[BEGIN Data excerpts]

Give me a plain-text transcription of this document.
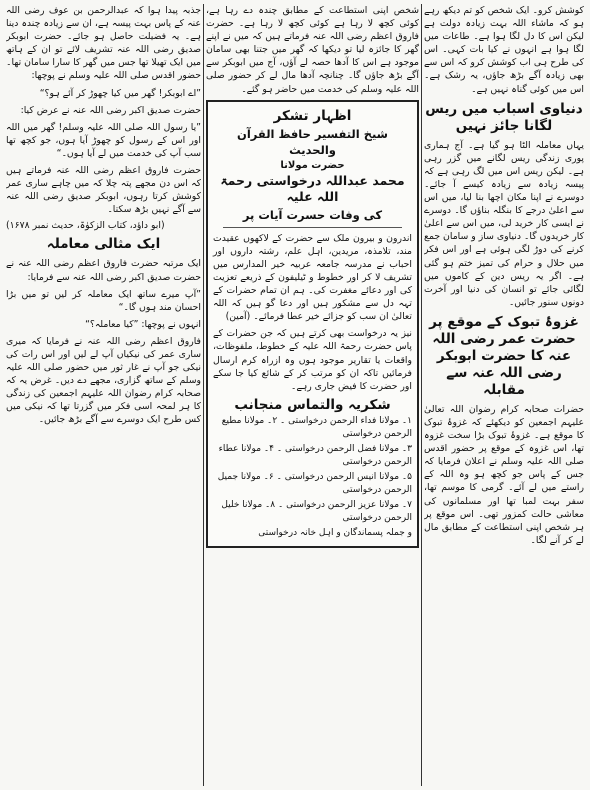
کوشش کرو۔ ایک شخص کو تم دیکھ رہے ہو کہ ماشاء اللہ بہت زیادہ دولت ہے لیکن اس کا دل لگا ہوا ہے۔ طاعات میں لگا ہوا ہے انہوں نے کیا بات کہی۔ اس کی طرح ہی اب کوشش کرو کہ اس سے بھی زیادہ آگے بڑھ جاؤں، یہ رشک ہے۔ اس میں کوئی گناہ نہیں ہے۔

دنیاوی اسباب میں ریس لگانا جائز نہیں

یہاں معاملہ الٹا ہو گیا ہے۔ آج ہماری پوری زندگی ریس لگانے میں گزر رہی ہے۔ لیکن ریس اس میں لگ رہی ہے کہ پیسہ زیادہ سے زیادہ کیسے آ جائے۔ دوسرے نے اپنا مکان اچھا بنا لیا، میں اس سے اعلیٰ درجے کا بنگلہ بناؤں گا۔ دوسرے نے ایسی کار خرید لی، میں اس سے اعلیٰ کار خریدوں گا۔ دنیاوی ساز و سامان جمع کرنے کی دوڑ لگی ہوئی ہے اور اس فکر میں حلال و حرام کی تمیز ختم ہو گئی ہے۔ اگر یہ ریس دین کے کاموں میں لگائی جائے تو انسان کی دنیا اور آخرت دونوں سنور جائیں۔

غزوۂ تبوک کے موقع پر حضرت عمر رضی اللہ عنہ کا حضرت ابوبکر رضی اللہ عنہ سے مقابلہ

حضرات صحابہ کرام رضوان اللہ تعالیٰ علیہم اجمعین کو دیکھئے کہ غزوۂ تبوک کا موقع ہے۔ غزوۂ تبوک بڑا سخت غزوہ تھا، اس غزوہ کے موقع پر حضور اقدس صلی اللہ علیہ وسلم نے اعلان فرمایا کہ جس کے پاس جو کچھ ہو وہ اللہ کے راستے میں لے آئے۔ گرمی کا موسم تھا، سفر بہت لمبا تھا اور مسلمانوں کی معاشی حالت کمزور تھی۔ اس موقع پر ہر شخص اپنی استطاعت کے مطابق مال لے کر آنے لگا۔

شخص اپنی استطاعت کے مطابق چندہ دے رہا ہے، کوئی کچھ لا رہا ہے کوئی کچھ لا رہا ہے۔ حضرت فاروق اعظم رضی اللہ عنہ فرماتے ہیں کہ میں نے اپنے گھر کا جائزہ لیا تو دیکھا کہ گھر میں جتنا بھی سامان موجود ہے اس کا آدھا حصہ لے آؤں، آج میں ابوبکر سے آگے بڑھ جاؤں گا۔ چنانچہ آدھا مال لے کر حضور صلی اللہ علیہ وسلم کی خدمت میں حاضر ہو گئے۔

اظہار تشکر
شیخ التفسیر حافظ القرآن والحدیث
حضرت مولانا
محمد عبداللہ درخواستی رحمۃ اللہ علیہ
کی وفات حسرت آیات پر

اندرون و بیرون ملک سے حضرت کے لاکھوں عقیدت مند، تلامذہ، مریدین، اہل علم، رشتہ داروں اور احباب نے مدرسہ جامعہ عربیہ خیر المدارس میں تشریف لا کر اور خطوط و ٹیلیفون کے ذریعے تعزیت کی اور دعائے مغفرت کی۔ ہم ان تمام حضرات کے تہہ دل سے مشکور ہیں اور دعا گو ہیں کہ اللہ تعالیٰ ان سب کو جزائے خیر عطا فرمائے۔ (آمین)

نیز یہ درخواست بھی کرتے ہیں کہ جن حضرات کے پاس حضرت رحمۃ اللہ علیہ کے خطوط، ملفوظات، واقعات یا تقاریر موجود ہوں وہ ازراہ کرم ارسال فرمائیں تاکہ ان کو مرتب کر کے شائع کیا جا سکے اور حضرت کا فیض جاری رہے۔

شکریہ والتماس منجانب
۱۔ مولانا فداء الرحمن درخواستی ۔ ۲۔ مولانا مطیع الرحمن درخواستی
۳۔ مولانا فضل الرحمن درخواستی ۔ ۴۔ مولانا عطاء الرحمن درخواستی
۵۔ مولانا انیس الرحمن درخواستی ۔ ۶۔ مولانا جمیل الرحمن درخواستی
۷۔ مولانا عزیز الرحمن درخواستی ۔ ۸۔ مولانا خلیل الرحمن درخواستی
و جملہ پسماندگان و اہل خانہ درخواستی

جذبہ پیدا ہوا کہ عبدالرحمن بن عوف رضی اللہ عنہ کے پاس بہت پیسہ ہے، ان سے زیادہ چندہ دینا ہے۔ یہ فضیلت حاصل ہو جائے۔ حضرت ابوبکر صدیق رضی اللہ عنہ تشریف لائے تو ان کے ہاتھ میں ایک تھیلا تھا جس میں گھر کا سارا سامان تھا۔ حضور اقدس صلی اللہ علیہ وسلم نے پوچھا:

”اے ابوبکر! گھر میں کیا چھوڑ کر آئے ہو؟“

حضرت صدیق اکبر رضی اللہ عنہ نے عرض کیا:

”یا رسول اللہ صلی اللہ علیہ وسلم! گھر میں اللہ اور اس کے رسول کو چھوڑ آیا ہوں، جو کچھ تھا سب آپ کی خدمت میں لے آیا ہوں۔“

حضرت فاروق اعظم رضی اللہ عنہ فرماتے ہیں کہ اس دن مجھے پتہ چلا کہ میں چاہے ساری عمر کوشش کرتا رہوں، ابوبکر صدیق رضی اللہ عنہ سے آگے نہیں بڑھ سکتا۔

(ابو داؤد، کتاب الزکوٰۃ، حدیث نمبر ۱۶۷۸)
ایک مثالی معاملہ

ایک مرتبہ حضرت فاروق اعظم رضی اللہ عنہ نے حضرت صدیق اکبر رضی اللہ عنہ سے فرمایا:

”آپ میرے ساتھ ایک معاملہ کر لیں تو میں بڑا احسان مند ہوں گا۔“

انہوں نے پوچھا: ”کیا معاملہ؟“

فاروق اعظم رضی اللہ عنہ نے فرمایا کہ میری ساری عمر کی نیکیاں آپ لے لیں اور اس رات کی نیکی جو آپ نے غار ثور میں حضور صلی اللہ علیہ وسلم کے ساتھ گزاری، مجھے دے دیں۔ غرض یہ کہ صحابہ کرام رضوان اللہ علیہم اجمعین کی زندگی کا ہر لمحہ اسی فکر میں گزرتا تھا کہ نیکی میں کس طرح ایک دوسرے سے آگے بڑھ جائیں۔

[END Data excerpts]

Short exercise:
Transcribe the records verbatim and omit the images.

Answer for this exercise:
Give me a plain-text transcription of this document.
کوشش کرو۔ ایک شخص کو تم دیکھ رہے ہو کہ ماشاء اللہ بہت زیادہ دولت ہے لیکن اس کا دل لگا ہوا ہے۔ طاعات میں لگا ہوا ہے انہوں نے کیا بات کہی۔ اس کی طرح ہی اب کوشش کرو کہ اس سے بھی زیادہ آگے بڑھ جاؤں، یہ رشک ہے۔ اس میں کوئی گناہ نہیں ہے۔

دنیاوی اسباب میں ریس لگانا جائز نہیں

یہاں معاملہ الٹا ہو گیا ہے۔ آج ہماری پوری زندگی ریس لگانے میں گزر رہی ہے۔ لیکن ریس اس میں لگ رہی ہے کہ پیسہ زیادہ سے زیادہ کیسے آ جائے۔ دوسرے نے اپنا مکان اچھا بنا لیا، میں اس سے اعلیٰ درجے کا بنگلہ بناؤں گا۔ دوسرے نے ایسی کار خرید لی، میں اس سے اعلیٰ کار خریدوں گا۔ دنیاوی ساز و سامان جمع کرنے کی دوڑ لگی ہوئی ہے اور اس فکر میں حلال و حرام کی تمیز ختم ہو گئی ہے۔ اگر یہ ریس دین کے کاموں میں لگائی جائے تو انسان کی دنیا اور آخرت دونوں سنور جائیں۔

غزوۂ تبوک کے موقع پر حضرت عمر رضی اللہ عنہ کا حضرت ابوبکر رضی اللہ عنہ سے مقابلہ

حضرات صحابہ کرام رضوان اللہ تعالیٰ علیہم اجمعین کو دیکھئے کہ غزوۂ تبوک کا موقع ہے۔ غزوۂ تبوک بڑا سخت غزوہ تھا، اس غزوہ کے موقع پر حضور اقدس صلی اللہ علیہ وسلم نے اعلان فرمایا کہ جس کے پاس جو کچھ ہو وہ اللہ کے راستے میں لے آئے۔ گرمی کا موسم تھا، سفر بہت لمبا تھا اور مسلمانوں کی معاشی حالت کمزور تھی۔ اس موقع پر ہر شخص اپنی استطاعت کے مطابق مال لے کر آنے لگا۔

شخص اپنی استطاعت کے مطابق چندہ دے رہا ہے، کوئی کچھ لا رہا ہے کوئی کچھ لا رہا ہے۔ حضرت فاروق اعظم رضی اللہ عنہ فرماتے ہیں کہ میں نے اپنے گھر کا جائزہ لیا تو دیکھا کہ گھر میں جتنا بھی سامان موجود ہے اس کا آدھا حصہ لے آؤں، آج میں ابوبکر سے آگے بڑھ جاؤں گا۔ چنانچہ آدھا مال لے کر حضور صلی اللہ علیہ وسلم کی خدمت میں حاضر ہو گئے۔

اظہار تشکر
شیخ التفسیر حافظ القرآن والحدیث
حضرت مولانا
محمد عبداللہ درخواستی رحمۃ اللہ علیہ
کی وفات حسرت آیات پر

اندرون و بیرون ملک سے حضرت کے لاکھوں عقیدت مند، تلامذہ، مریدین، اہل علم، رشتہ داروں اور احباب نے مدرسہ جامعہ عربیہ خیر المدارس میں تشریف لا کر اور خطوط و ٹیلیفون کے ذریعے تعزیت کی اور دعائے مغفرت کی۔ ہم ان تمام حضرات کے تہہ دل سے مشکور ہیں اور دعا گو ہیں کہ اللہ تعالیٰ ان سب کو جزائے خیر عطا فرمائے۔ (آمین)

نیز یہ درخواست بھی کرتے ہیں کہ جن حضرات کے پاس حضرت رحمۃ اللہ علیہ کے خطوط، ملفوظات، واقعات یا تقاریر موجود ہوں وہ ازراہ کرم ارسال فرمائیں تاکہ ان کو مرتب کر کے شائع کیا جا سکے اور حضرت کا فیض جاری رہے۔

شکریہ والتماس منجانب
۱۔ مولانا فداء الرحمن درخواستی ۔ ۲۔ مولانا مطیع الرحمن درخواستی
۳۔ مولانا فضل الرحمن درخواستی ۔ ۴۔ مولانا عطاء الرحمن درخواستی
۵۔ مولانا انیس الرحمن درخواستی ۔ ۶۔ مولانا جمیل الرحمن درخواستی
۷۔ مولانا عزیز الرحمن درخواستی ۔ ۸۔ مولانا خلیل الرحمن درخواستی
و جملہ پسماندگان و اہل خانہ درخواستی

جذبہ پیدا ہوا کہ عبدالرحمن بن عوف رضی اللہ عنہ کے پاس بہت پیسہ ہے، ان سے زیادہ چندہ دینا ہے۔ یہ فضیلت حاصل ہو جائے۔ حضرت ابوبکر صدیق رضی اللہ عنہ تشریف لائے تو ان کے ہاتھ میں ایک تھیلا تھا جس میں گھر کا سارا سامان تھا۔ حضور اقدس صلی اللہ علیہ وسلم نے پوچھا:

”اے ابوبکر! گھر میں کیا چھوڑ کر آئے ہو؟“

حضرت صدیق اکبر رضی اللہ عنہ نے عرض کیا:

”یا رسول اللہ صلی اللہ علیہ وسلم! گھر میں اللہ اور اس کے رسول کو چھوڑ آیا ہوں، جو کچھ تھا سب آپ کی خدمت میں لے آیا ہوں۔“

حضرت فاروق اعظم رضی اللہ عنہ فرماتے ہیں کہ اس دن مجھے پتہ چلا کہ میں چاہے ساری عمر کوشش کرتا رہوں، ابوبکر صدیق رضی اللہ عنہ سے آگے نہیں بڑھ سکتا۔

(ابو داؤد، کتاب الزکوٰۃ، حدیث نمبر ۱۶۷۸)
ایک مثالی معاملہ

ایک مرتبہ حضرت فاروق اعظم رضی اللہ عنہ نے حضرت صدیق اکبر رضی اللہ عنہ سے فرمایا:

”آپ میرے ساتھ ایک معاملہ کر لیں تو میں بڑا احسان مند ہوں گا۔“

انہوں نے پوچھا: ”کیا معاملہ؟“

فاروق اعظم رضی اللہ عنہ نے فرمایا کہ میری ساری عمر کی نیکیاں آپ لے لیں اور اس رات کی نیکی جو آپ نے غار ثور میں حضور صلی اللہ علیہ وسلم کے ساتھ گزاری، مجھے دے دیں۔ غرض یہ کہ صحابہ کرام رضوان اللہ علیہم اجمعین کی زندگی کا ہر لمحہ اسی فکر میں گزرتا تھا کہ نیکی میں کس طرح ایک دوسرے سے آگے بڑھ جائیں۔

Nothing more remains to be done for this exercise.